#### Requirements:
Copy every line that holds "level".

Data tied to figure images:
+ + + + + + +

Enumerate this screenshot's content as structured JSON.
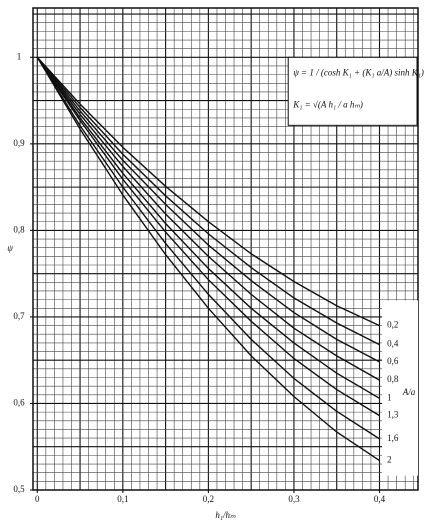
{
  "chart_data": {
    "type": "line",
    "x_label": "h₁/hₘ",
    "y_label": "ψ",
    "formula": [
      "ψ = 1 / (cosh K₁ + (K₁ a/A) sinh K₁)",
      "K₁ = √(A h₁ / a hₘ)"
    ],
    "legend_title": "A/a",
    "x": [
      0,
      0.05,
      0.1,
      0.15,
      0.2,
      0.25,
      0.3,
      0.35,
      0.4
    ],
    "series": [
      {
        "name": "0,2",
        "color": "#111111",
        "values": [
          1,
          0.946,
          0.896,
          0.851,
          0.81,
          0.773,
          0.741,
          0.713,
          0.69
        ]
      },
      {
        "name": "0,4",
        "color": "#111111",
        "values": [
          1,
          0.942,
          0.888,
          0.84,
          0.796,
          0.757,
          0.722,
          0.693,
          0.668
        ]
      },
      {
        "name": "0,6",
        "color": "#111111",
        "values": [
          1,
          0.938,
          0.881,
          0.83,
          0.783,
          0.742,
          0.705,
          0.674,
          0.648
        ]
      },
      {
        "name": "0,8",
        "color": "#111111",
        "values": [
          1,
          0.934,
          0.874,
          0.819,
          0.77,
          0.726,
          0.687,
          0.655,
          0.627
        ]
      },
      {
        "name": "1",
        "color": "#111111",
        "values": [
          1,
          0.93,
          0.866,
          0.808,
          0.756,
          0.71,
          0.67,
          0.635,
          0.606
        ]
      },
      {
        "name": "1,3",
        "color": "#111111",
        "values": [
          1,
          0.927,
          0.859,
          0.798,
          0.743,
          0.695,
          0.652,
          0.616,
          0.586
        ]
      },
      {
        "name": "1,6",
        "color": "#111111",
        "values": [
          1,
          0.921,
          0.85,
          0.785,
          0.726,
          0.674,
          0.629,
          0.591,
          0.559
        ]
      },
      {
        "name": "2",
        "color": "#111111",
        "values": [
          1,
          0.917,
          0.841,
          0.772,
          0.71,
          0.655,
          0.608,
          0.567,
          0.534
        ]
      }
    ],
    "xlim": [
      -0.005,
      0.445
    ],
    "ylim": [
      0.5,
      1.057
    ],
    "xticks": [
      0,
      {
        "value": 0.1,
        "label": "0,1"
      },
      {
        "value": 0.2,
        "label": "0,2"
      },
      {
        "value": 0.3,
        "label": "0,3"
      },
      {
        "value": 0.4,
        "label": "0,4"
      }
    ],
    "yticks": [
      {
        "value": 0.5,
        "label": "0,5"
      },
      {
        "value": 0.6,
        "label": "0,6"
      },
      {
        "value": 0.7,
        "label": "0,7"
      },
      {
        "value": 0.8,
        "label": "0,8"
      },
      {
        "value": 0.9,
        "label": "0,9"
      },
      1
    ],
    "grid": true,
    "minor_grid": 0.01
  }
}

+ + + + + + +

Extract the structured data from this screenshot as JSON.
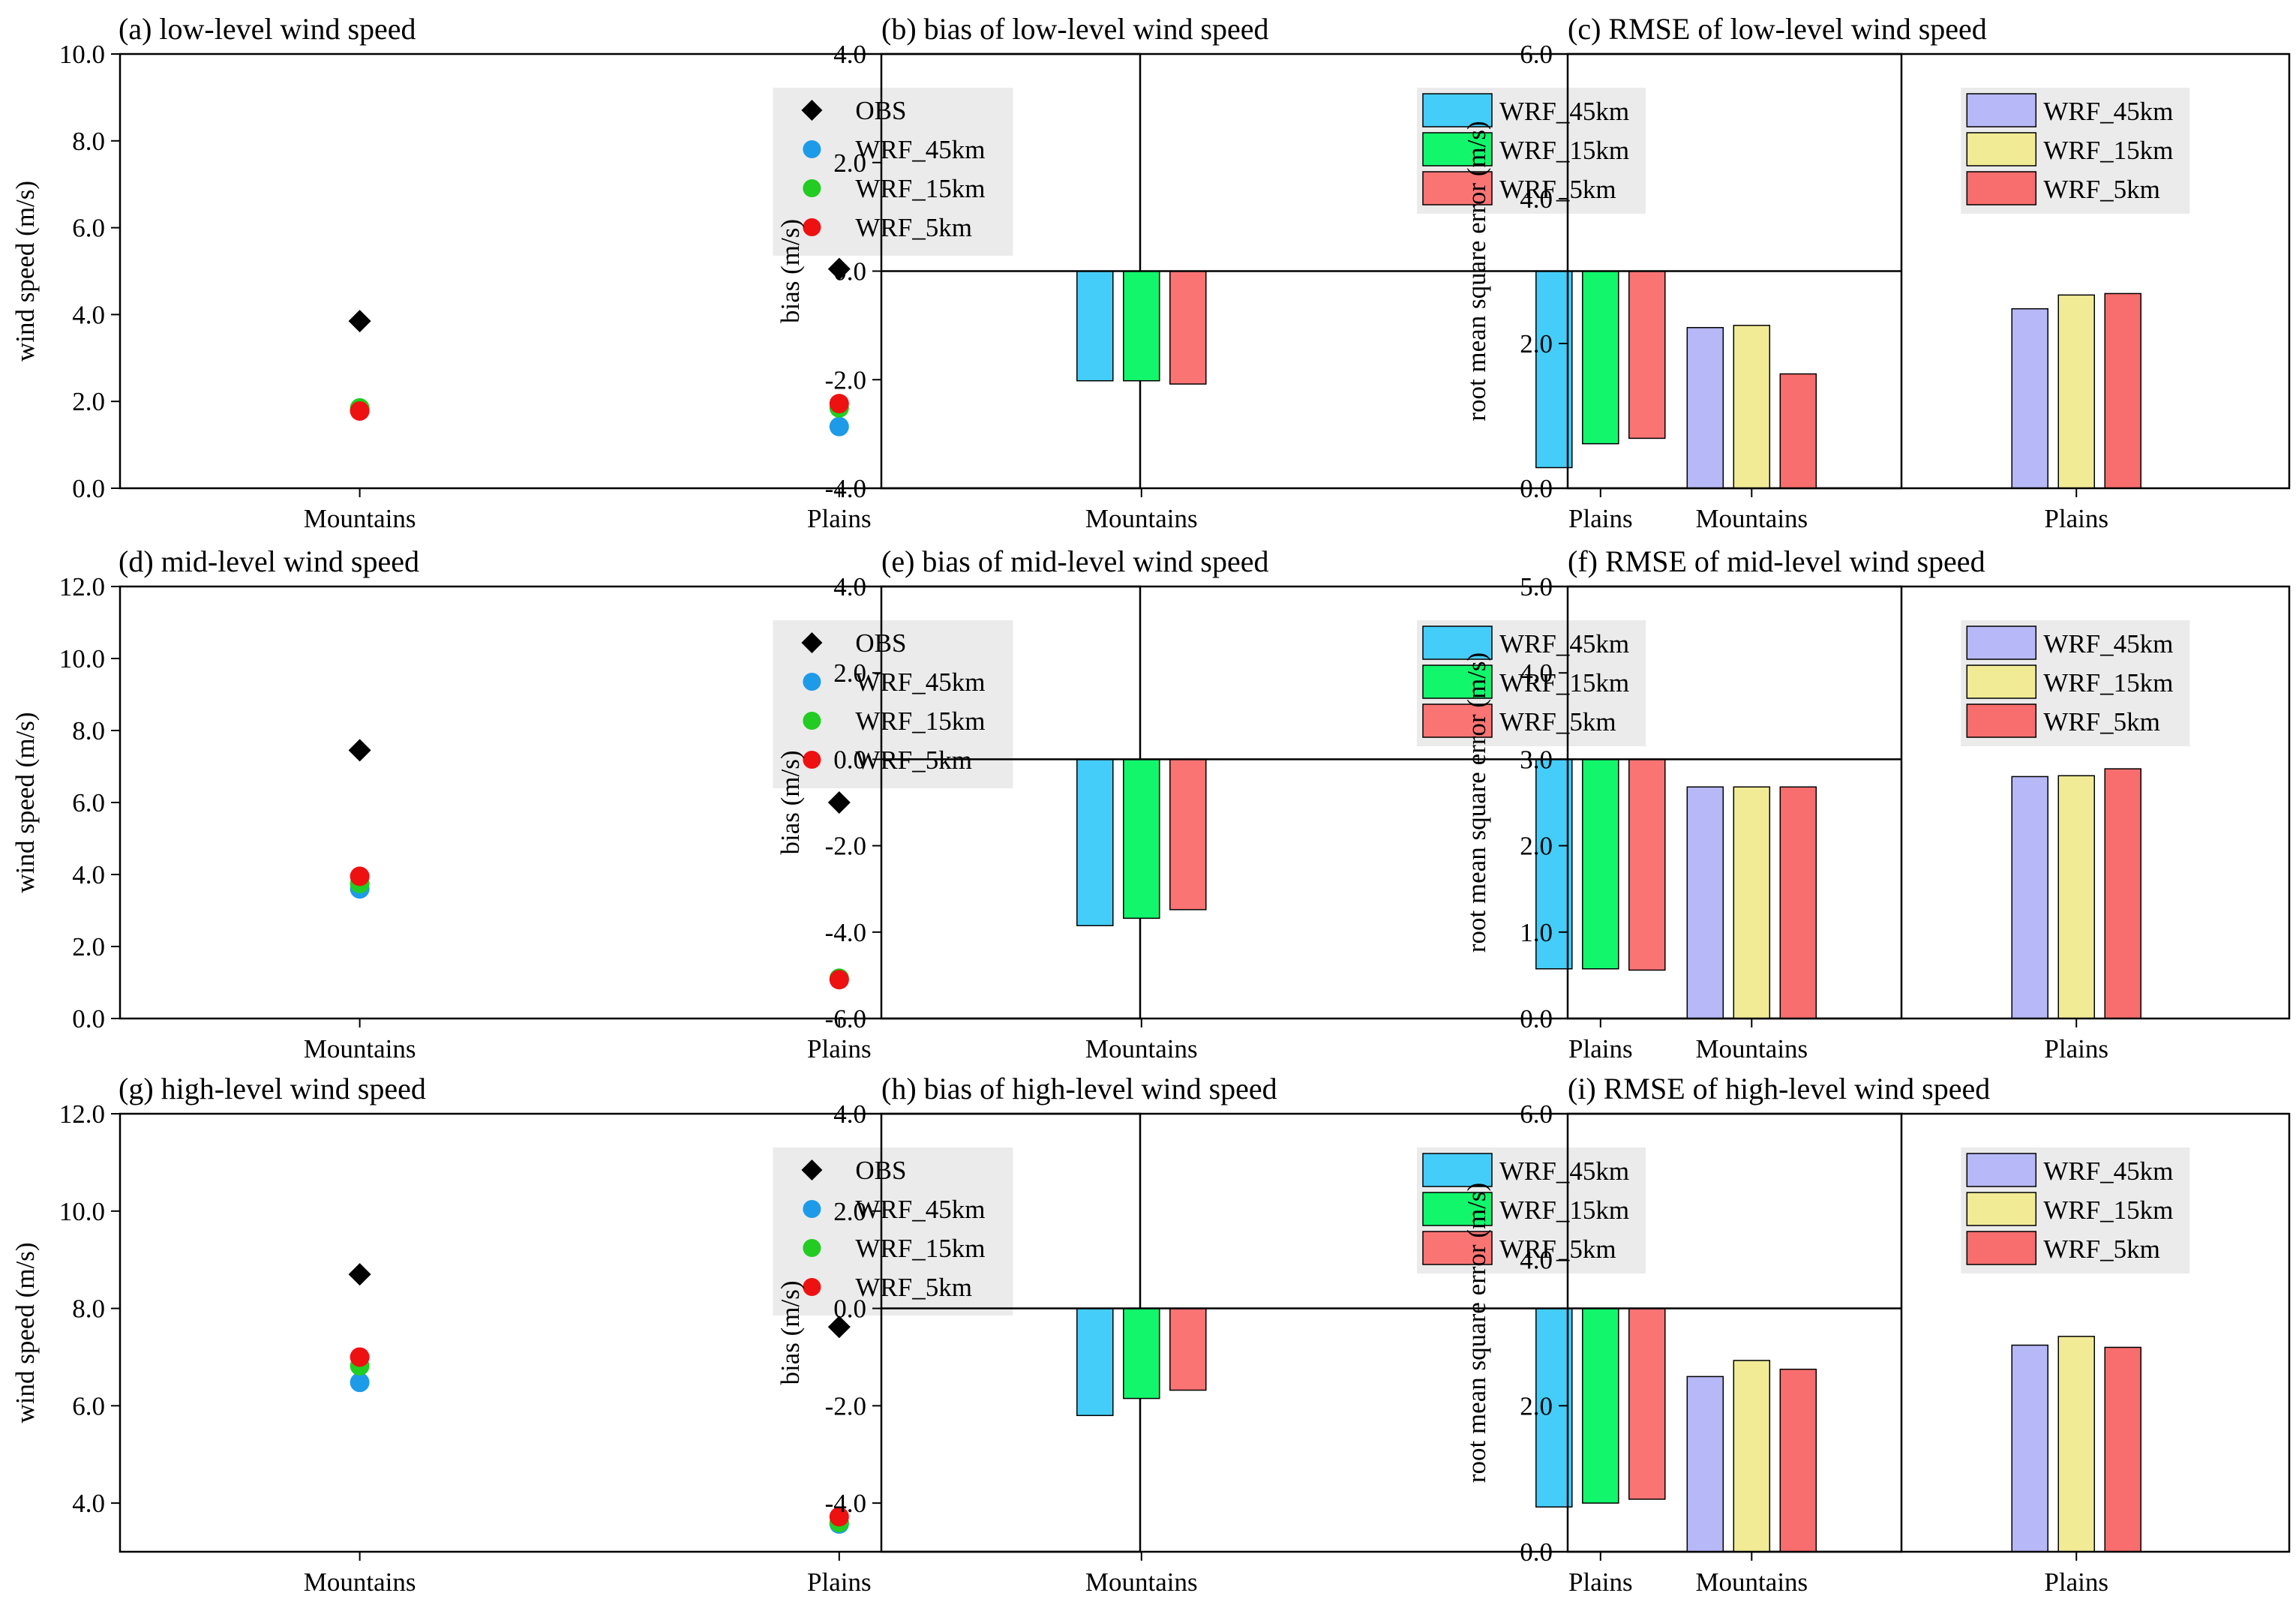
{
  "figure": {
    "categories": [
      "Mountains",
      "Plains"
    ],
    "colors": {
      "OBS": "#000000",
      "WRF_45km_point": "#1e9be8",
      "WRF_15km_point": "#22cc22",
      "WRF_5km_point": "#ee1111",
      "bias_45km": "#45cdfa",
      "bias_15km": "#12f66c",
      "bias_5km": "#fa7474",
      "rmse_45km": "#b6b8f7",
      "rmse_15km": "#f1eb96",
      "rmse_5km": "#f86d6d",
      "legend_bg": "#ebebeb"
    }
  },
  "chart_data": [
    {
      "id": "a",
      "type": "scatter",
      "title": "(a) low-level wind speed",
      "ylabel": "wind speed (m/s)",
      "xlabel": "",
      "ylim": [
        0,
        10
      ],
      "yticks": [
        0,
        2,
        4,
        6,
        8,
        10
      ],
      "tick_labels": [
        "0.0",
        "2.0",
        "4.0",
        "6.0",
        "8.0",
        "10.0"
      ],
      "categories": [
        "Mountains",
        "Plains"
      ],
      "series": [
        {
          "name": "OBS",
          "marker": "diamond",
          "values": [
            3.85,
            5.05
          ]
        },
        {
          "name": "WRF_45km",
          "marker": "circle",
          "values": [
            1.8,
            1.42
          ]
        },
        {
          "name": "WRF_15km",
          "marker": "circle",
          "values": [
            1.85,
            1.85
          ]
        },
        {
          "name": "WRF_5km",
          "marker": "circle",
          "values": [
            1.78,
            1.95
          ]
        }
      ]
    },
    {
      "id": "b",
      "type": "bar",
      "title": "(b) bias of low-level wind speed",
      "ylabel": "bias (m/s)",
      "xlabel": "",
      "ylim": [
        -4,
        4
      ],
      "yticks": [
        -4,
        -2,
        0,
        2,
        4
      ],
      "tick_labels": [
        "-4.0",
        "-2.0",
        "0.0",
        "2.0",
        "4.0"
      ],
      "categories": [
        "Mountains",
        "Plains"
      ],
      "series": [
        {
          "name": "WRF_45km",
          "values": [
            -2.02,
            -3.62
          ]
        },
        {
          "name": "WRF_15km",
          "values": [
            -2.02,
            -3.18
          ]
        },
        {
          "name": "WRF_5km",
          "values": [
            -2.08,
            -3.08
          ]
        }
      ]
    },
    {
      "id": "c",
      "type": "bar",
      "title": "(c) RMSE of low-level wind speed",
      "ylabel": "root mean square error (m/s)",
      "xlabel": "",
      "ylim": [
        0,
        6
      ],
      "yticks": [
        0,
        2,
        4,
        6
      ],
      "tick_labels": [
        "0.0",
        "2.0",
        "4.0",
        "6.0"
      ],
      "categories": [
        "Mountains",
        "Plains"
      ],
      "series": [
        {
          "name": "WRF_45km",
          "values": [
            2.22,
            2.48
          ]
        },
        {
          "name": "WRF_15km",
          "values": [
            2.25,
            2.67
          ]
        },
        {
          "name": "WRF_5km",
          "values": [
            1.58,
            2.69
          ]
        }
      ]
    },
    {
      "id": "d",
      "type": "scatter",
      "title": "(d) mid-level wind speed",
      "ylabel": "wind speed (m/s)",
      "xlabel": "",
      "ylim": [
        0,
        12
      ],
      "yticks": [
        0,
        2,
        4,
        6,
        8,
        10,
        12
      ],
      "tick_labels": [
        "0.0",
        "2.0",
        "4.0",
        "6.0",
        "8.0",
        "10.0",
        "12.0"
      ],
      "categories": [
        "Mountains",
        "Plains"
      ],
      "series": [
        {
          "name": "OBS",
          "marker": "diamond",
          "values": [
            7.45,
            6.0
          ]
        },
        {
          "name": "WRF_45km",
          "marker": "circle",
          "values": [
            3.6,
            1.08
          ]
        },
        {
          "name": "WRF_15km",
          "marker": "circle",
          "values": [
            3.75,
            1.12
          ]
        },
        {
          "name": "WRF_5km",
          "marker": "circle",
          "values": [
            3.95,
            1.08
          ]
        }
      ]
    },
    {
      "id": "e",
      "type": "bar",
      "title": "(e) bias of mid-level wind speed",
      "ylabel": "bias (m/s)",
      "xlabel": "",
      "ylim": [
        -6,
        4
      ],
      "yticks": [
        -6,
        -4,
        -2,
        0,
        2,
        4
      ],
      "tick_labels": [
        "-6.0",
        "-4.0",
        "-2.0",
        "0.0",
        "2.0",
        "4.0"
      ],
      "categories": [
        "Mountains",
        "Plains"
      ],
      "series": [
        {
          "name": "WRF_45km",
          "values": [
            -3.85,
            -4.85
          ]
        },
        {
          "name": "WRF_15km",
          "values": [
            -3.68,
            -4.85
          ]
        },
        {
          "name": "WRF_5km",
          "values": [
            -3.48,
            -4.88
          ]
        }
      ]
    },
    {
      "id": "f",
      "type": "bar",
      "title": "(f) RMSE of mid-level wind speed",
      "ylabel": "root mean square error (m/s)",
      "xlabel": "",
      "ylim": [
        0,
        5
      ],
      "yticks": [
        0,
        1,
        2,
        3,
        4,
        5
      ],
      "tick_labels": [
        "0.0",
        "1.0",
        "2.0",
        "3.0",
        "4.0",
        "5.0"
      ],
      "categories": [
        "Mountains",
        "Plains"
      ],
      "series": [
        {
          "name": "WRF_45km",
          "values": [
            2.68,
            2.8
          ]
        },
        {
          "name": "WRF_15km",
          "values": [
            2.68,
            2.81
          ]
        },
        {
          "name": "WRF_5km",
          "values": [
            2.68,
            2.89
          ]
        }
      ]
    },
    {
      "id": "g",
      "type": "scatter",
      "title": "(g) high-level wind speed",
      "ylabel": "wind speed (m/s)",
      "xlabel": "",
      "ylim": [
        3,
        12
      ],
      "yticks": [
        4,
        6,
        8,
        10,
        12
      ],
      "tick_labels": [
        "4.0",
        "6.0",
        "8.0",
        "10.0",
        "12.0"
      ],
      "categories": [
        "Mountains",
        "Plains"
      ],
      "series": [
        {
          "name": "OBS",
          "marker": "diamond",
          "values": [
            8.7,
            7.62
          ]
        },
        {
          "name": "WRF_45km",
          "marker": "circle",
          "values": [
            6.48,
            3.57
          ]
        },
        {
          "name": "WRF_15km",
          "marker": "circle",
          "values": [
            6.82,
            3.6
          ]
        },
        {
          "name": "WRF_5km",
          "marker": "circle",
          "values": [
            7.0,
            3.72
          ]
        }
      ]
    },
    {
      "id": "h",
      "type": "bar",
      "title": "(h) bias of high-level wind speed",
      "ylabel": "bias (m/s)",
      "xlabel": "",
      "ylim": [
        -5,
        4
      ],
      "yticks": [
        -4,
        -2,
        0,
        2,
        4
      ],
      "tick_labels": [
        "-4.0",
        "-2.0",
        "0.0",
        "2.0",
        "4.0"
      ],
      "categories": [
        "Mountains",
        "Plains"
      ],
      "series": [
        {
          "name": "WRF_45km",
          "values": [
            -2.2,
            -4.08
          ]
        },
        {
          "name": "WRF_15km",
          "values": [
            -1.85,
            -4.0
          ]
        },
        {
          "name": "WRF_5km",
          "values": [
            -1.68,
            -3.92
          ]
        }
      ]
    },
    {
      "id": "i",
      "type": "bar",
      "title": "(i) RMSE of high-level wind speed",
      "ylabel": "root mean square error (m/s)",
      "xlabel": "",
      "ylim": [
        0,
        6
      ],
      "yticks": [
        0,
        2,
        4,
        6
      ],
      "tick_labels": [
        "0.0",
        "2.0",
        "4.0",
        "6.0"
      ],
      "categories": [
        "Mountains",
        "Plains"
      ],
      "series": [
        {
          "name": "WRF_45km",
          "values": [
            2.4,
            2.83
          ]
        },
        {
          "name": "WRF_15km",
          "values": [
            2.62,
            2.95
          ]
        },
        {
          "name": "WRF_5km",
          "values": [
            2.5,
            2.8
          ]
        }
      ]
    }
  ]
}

+ + + + + + +

#### Written solution:
      "title": "(a) low-level wind speed",
      "title": "(b) bias of low-level wind speed",
      "title": "(c) RMSE of low-level wind speed",
      "title": "(d) mid-level wind speed",
      "title": "(e) bias of mid-level wind speed",
      "title": "(f) RMSE of mid-level wind speed",
      "title": "(g) high-level wind speed",
      "title": "(h) bias of high-level wind speed",
      "title": "(i) RMSE of high-level wind speed",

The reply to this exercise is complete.